→ Entries from a dataset
┄┄┄┄┄┄┄┄┄┄
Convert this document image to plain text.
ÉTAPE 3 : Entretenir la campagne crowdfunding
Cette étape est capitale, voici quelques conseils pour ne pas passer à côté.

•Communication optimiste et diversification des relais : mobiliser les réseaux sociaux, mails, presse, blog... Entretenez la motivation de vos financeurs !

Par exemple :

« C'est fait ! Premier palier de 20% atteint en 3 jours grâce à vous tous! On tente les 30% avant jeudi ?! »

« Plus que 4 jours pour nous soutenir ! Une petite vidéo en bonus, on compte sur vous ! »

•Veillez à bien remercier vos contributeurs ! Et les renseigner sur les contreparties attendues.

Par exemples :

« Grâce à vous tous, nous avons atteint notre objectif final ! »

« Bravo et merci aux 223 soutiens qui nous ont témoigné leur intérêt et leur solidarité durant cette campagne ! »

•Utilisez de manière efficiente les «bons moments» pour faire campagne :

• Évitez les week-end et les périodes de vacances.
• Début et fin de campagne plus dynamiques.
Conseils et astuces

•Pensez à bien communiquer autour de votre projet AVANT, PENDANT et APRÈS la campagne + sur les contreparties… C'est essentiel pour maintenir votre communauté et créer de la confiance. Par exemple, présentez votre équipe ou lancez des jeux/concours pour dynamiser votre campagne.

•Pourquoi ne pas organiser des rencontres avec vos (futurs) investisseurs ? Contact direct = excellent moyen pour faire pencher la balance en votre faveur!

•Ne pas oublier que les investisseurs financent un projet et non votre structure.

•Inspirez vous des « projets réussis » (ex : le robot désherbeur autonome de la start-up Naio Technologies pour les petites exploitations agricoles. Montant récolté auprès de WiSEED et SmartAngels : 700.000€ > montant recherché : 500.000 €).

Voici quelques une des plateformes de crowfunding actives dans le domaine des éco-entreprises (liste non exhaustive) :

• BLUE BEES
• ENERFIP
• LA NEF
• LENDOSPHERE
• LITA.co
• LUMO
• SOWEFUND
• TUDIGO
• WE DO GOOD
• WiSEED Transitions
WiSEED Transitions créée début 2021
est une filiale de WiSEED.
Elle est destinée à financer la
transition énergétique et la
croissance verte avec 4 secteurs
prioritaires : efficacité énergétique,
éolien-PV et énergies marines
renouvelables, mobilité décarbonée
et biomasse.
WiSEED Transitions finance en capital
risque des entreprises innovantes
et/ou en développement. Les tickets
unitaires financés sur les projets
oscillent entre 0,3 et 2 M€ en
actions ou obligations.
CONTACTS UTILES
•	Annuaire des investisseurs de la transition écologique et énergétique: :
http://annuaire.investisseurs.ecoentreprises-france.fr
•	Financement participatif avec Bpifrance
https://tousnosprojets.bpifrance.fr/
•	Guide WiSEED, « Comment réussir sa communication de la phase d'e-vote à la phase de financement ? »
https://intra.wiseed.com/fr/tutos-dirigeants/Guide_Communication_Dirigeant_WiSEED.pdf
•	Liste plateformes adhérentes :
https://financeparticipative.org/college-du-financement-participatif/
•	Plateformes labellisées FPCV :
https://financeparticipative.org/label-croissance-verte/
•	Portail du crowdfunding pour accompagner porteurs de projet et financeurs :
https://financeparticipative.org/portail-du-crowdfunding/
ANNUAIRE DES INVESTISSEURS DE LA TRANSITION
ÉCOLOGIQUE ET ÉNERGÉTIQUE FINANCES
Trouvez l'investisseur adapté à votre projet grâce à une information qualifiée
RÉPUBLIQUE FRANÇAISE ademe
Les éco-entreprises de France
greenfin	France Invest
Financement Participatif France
┄┄┄┄┄┄┄┄┄┄
→ WHAT IS ASKED
Copy all the records above precisely.

→ FINISHED ANSWER
Convert this document image to plain text.
ÉTAPE 3 : Entretenir la campagne crowdfunding
Cette étape est capitale, voici quelques conseils pour ne pas passer à côté.

•Communication optimiste et diversification des relais : mobiliser les réseaux sociaux, mails, presse, blog... Entretenez la motivation de vos financeurs !

Par exemple :

« C'est fait ! Premier palier de 20% atteint en 3 jours grâce à vous tous! On tente les 30% avant jeudi ?! »

« Plus que 4 jours pour nous soutenir ! Une petite vidéo en bonus, on compte sur vous ! »

•Veillez à bien remercier vos contributeurs ! Et les renseigner sur les contreparties attendues.

Par exemples :

« Grâce à vous tous, nous avons atteint notre objectif final ! »

« Bravo et merci aux 223 soutiens qui nous ont témoigné leur intérêt et leur solidarité durant cette campagne ! »

•Utilisez de manière efficiente les «bons moments» pour faire campagne :

• Évitez les week-end et les périodes de vacances.
• Début et fin de campagne plus dynamiques.
Conseils et astuces

•Pensez à bien communiquer autour de votre projet AVANT, PENDANT et APRÈS la campagne + sur les contreparties… C'est essentiel pour maintenir votre communauté et créer de la confiance. Par exemple, présentez votre équipe ou lancez des jeux/concours pour dynamiser votre campagne.

•Pourquoi ne pas organiser des rencontres avec vos (futurs) investisseurs ? Contact direct = excellent moyen pour faire pencher la balance en votre faveur!

•Ne pas oublier que les investisseurs financent un projet et non votre structure.

•Inspirez vous des « projets réussis » (ex : le robot désherbeur autonome de la start-up Naio Technologies pour les petites exploitations agricoles. Montant récolté auprès de WiSEED et SmartAngels : 700.000€ > montant recherché : 500.000 €).

Voici quelques une des plateformes de crowfunding actives dans le domaine des éco-entreprises (liste non exhaustive) :

• BLUE BEES
• ENERFIP
• LA NEF
• LENDOSPHERE
• LITA.co
• LUMO
• SOWEFUND
• TUDIGO
• WE DO GOOD
• WiSEED Transitions
WiSEED Transitions créée début 2021
est une filiale de WiSEED.
Elle est destinée à financer la
transition énergétique et la
croissance verte avec 4 secteurs
prioritaires : efficacité énergétique,
éolien-PV et énergies marines
renouvelables, mobilité décarbonée
et biomasse.
WiSEED Transitions finance en capital
risque des entreprises innovantes
et/ou en développement. Les tickets
unitaires financés sur les projets
oscillent entre 0,3 et 2 M€ en
actions ou obligations.
CONTACTS UTILES
•	Annuaire des investisseurs de la transition écologique et énergétique: :
http://annuaire.investisseurs.ecoentreprises-france.fr
•	Financement participatif avec Bpifrance
https://tousnosprojets.bpifrance.fr/
•	Guide WiSEED, « Comment réussir sa communication de la phase d'e-vote à la phase de financement ? »
https://intra.wiseed.com/fr/tutos-dirigeants/Guide_Communication_Dirigeant_WiSEED.pdf
•	Liste plateformes adhérentes :
https://financeparticipative.org/college-du-financement-participatif/
•	Plateformes labellisées FPCV :
https://financeparticipative.org/label-croissance-verte/
•	Portail du crowdfunding pour accompagner porteurs de projet et financeurs :
https://financeparticipative.org/portail-du-crowdfunding/
ANNUAIRE DES INVESTISSEURS DE LA TRANSITION
ÉCOLOGIQUE ET ÉNERGÉTIQUE FINANCES
Trouvez l'investisseur adapté à votre projet grâce à une information qualifiée
RÉPUBLIQUE FRANÇAISE ademe
Les éco-entreprises de France
greenfin	France Invest
Financement Participatif France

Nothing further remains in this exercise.